Each record is to be transcribed exactly.

(Figure content listings)
[Start of Attachment]

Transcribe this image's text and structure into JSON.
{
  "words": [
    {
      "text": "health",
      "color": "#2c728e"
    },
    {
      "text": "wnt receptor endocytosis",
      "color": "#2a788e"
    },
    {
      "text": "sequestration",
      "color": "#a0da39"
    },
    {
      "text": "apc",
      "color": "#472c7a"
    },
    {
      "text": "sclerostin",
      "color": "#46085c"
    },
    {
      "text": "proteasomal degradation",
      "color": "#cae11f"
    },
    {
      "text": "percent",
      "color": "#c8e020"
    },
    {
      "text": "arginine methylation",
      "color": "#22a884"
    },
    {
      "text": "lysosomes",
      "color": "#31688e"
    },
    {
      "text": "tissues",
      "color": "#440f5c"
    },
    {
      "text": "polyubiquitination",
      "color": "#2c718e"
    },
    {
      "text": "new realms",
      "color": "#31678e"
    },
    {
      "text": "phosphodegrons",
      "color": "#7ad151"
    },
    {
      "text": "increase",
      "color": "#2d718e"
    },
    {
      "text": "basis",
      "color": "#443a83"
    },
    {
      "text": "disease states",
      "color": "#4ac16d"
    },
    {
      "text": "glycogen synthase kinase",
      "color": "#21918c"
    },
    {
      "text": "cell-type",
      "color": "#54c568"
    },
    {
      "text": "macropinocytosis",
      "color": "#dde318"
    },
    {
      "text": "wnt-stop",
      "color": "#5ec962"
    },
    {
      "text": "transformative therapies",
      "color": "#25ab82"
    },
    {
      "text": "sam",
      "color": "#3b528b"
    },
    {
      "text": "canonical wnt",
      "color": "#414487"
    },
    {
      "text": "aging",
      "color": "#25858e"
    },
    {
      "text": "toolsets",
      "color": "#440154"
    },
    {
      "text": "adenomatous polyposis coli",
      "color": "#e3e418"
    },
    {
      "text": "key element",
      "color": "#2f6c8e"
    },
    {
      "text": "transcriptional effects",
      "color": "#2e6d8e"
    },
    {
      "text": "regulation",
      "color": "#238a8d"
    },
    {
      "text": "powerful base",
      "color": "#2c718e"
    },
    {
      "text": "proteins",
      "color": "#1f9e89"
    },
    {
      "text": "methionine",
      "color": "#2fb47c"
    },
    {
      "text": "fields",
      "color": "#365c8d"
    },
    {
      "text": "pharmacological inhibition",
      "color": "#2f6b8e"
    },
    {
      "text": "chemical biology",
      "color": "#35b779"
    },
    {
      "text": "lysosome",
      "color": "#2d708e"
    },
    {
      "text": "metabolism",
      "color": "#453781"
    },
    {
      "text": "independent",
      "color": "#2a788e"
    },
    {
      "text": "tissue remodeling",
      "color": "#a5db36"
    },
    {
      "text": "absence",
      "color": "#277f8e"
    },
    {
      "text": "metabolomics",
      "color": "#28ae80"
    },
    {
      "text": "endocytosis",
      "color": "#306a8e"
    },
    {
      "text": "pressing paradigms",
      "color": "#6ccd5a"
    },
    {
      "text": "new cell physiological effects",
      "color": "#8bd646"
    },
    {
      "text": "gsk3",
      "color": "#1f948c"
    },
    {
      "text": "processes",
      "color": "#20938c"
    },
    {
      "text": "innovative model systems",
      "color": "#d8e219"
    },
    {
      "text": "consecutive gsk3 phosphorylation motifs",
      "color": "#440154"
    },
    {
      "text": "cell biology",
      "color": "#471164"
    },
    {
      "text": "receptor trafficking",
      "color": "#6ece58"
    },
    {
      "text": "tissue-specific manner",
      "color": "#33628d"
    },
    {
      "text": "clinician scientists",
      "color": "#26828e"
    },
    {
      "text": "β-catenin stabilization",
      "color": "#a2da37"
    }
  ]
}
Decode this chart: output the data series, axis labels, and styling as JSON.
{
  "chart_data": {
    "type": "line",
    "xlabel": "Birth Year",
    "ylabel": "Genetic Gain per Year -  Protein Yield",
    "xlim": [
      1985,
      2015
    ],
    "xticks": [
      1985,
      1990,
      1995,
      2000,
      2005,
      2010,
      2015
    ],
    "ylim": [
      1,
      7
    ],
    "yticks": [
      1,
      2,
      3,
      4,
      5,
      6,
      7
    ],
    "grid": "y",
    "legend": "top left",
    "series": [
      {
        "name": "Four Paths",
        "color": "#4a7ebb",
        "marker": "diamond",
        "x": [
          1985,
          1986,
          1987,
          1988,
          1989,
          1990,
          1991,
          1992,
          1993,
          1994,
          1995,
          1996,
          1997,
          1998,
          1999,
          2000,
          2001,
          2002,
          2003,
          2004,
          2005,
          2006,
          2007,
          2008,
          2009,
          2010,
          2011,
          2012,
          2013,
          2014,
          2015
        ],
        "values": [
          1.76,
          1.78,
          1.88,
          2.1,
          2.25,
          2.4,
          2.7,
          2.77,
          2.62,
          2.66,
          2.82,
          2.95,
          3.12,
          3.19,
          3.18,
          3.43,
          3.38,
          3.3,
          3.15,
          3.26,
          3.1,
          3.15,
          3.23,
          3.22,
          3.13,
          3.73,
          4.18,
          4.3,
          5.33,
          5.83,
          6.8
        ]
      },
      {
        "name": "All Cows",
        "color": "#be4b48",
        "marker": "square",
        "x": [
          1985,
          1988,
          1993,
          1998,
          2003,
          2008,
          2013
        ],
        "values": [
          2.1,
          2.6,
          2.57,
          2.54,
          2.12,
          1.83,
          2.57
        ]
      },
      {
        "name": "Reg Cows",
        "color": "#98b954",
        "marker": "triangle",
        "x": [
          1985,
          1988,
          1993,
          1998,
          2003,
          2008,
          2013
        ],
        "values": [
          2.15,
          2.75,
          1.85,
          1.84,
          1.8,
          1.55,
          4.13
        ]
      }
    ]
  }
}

[End of Attachment]

*Result below*.
Transcribe this image's text and structure into JSON.
{
  "words": [
    {
      "text": "health",
      "color": "#2c728e"
    },
    {
      "text": "wnt receptor endocytosis",
      "color": "#2a788e"
    },
    {
      "text": "sequestration",
      "color": "#a0da39"
    },
    {
      "text": "apc",
      "color": "#472c7a"
    },
    {
      "text": "sclerostin",
      "color": "#46085c"
    },
    {
      "text": "proteasomal degradation",
      "color": "#cae11f"
    },
    {
      "text": "percent",
      "color": "#c8e020"
    },
    {
      "text": "arginine methylation",
      "color": "#22a884"
    },
    {
      "text": "lysosomes",
      "color": "#31688e"
    },
    {
      "text": "tissues",
      "color": "#440f5c"
    },
    {
      "text": "polyubiquitination",
      "color": "#2c718e"
    },
    {
      "text": "new realms",
      "color": "#31678e"
    },
    {
      "text": "phosphodegrons",
      "color": "#7ad151"
    },
    {
      "text": "increase",
      "color": "#2d718e"
    },
    {
      "text": "basis",
      "color": "#443a83"
    },
    {
      "text": "disease states",
      "color": "#4ac16d"
    },
    {
      "text": "glycogen synthase kinase",
      "color": "#21918c"
    },
    {
      "text": "cell-type",
      "color": "#54c568"
    },
    {
      "text": "macropinocytosis",
      "color": "#dde318"
    },
    {
      "text": "wnt-stop",
      "color": "#5ec962"
    },
    {
      "text": "transformative therapies",
      "color": "#25ab82"
    },
    {
      "text": "sam",
      "color": "#3b528b"
    },
    {
      "text": "canonical wnt",
      "color": "#414487"
    },
    {
      "text": "aging",
      "color": "#25858e"
    },
    {
      "text": "toolsets",
      "color": "#440154"
    },
    {
      "text": "adenomatous polyposis coli",
      "color": "#e3e418"
    },
    {
      "text": "key element",
      "color": "#2f6c8e"
    },
    {
      "text": "transcriptional effects",
      "color": "#2e6d8e"
    },
    {
      "text": "regulation",
      "color": "#238a8d"
    },
    {
      "text": "powerful base",
      "color": "#2c718e"
    },
    {
      "text": "proteins",
      "color": "#1f9e89"
    },
    {
      "text": "methionine",
      "color": "#2fb47c"
    },
    {
      "text": "fields",
      "color": "#365c8d"
    },
    {
      "text": "pharmacological inhibition",
      "color": "#2f6b8e"
    },
    {
      "text": "chemical biology",
      "color": "#35b779"
    },
    {
      "text": "lysosome",
      "color": "#2d708e"
    },
    {
      "text": "metabolism",
      "color": "#453781"
    },
    {
      "text": "independent",
      "color": "#2a788e"
    },
    {
      "text": "tissue remodeling",
      "color": "#a5db36"
    },
    {
      "text": "absence",
      "color": "#277f8e"
    },
    {
      "text": "metabolomics",
      "color": "#28ae80"
    },
    {
      "text": "endocytosis",
      "color": "#306a8e"
    },
    {
      "text": "pressing paradigms",
      "color": "#6ccd5a"
    },
    {
      "text": "new cell physiological effects",
      "color": "#8bd646"
    },
    {
      "text": "gsk3",
      "color": "#1f948c"
    },
    {
      "text": "processes",
      "color": "#20938c"
    },
    {
      "text": "innovative model systems",
      "color": "#d8e219"
    },
    {
      "text": "consecutive gsk3 phosphorylation motifs",
      "color": "#440154"
    },
    {
      "text": "cell biology",
      "color": "#471164"
    },
    {
      "text": "receptor trafficking",
      "color": "#6ece58"
    },
    {
      "text": "tissue-specific manner",
      "color": "#33628d"
    },
    {
      "text": "clinician scientists",
      "color": "#26828e"
    },
    {
      "text": "β-catenin stabilization",
      "color": "#a2da37"
    }
  ]
}
Decode this chart: output the data series, axis labels, and styling as JSON.
{
  "chart_data": {
    "type": "line",
    "xlabel": "Birth Year",
    "ylabel": "Genetic Gain per Year -  Protein Yield",
    "xlim": [
      1985,
      2015
    ],
    "xticks": [
      1985,
      1990,
      1995,
      2000,
      2005,
      2010,
      2015
    ],
    "ylim": [
      1,
      7
    ],
    "yticks": [
      1,
      2,
      3,
      4,
      5,
      6,
      7
    ],
    "grid": "y",
    "legend": "top left",
    "series": [
      {
        "name": "Four Paths",
        "color": "#4a7ebb",
        "marker": "diamond",
        "x": [
          1985,
          1986,
          1987,
          1988,
          1989,
          1990,
          1991,
          1992,
          1993,
          1994,
          1995,
          1996,
          1997,
          1998,
          1999,
          2000,
          2001,
          2002,
          2003,
          2004,
          2005,
          2006,
          2007,
          2008,
          2009,
          2010,
          2011,
          2012,
          2013,
          2014,
          2015
        ],
        "values": [
          1.76,
          1.78,
          1.88,
          2.1,
          2.25,
          2.4,
          2.7,
          2.77,
          2.62,
          2.66,
          2.82,
          2.95,
          3.12,
          3.19,
          3.18,
          3.43,
          3.38,
          3.3,
          3.15,
          3.26,
          3.1,
          3.15,
          3.23,
          3.22,
          3.13,
          3.73,
          4.18,
          4.3,
          5.33,
          5.83,
          6.8
        ]
      },
      {
        "name": "All Cows",
        "color": "#be4b48",
        "marker": "square",
        "x": [
          1985,
          1988,
          1993,
          1998,
          2003,
          2008,
          2013
        ],
        "values": [
          2.1,
          2.6,
          2.57,
          2.54,
          2.12,
          1.83,
          2.57
        ]
      },
      {
        "name": "Reg Cows",
        "color": "#98b954",
        "marker": "triangle",
        "x": [
          1985,
          1988,
          1993,
          1998,
          2003,
          2008,
          2013
        ],
        "values": [
          2.15,
          2.75,
          1.85,
          1.84,
          1.8,
          1.55,
          4.13
        ]
      }
    ]
  }
}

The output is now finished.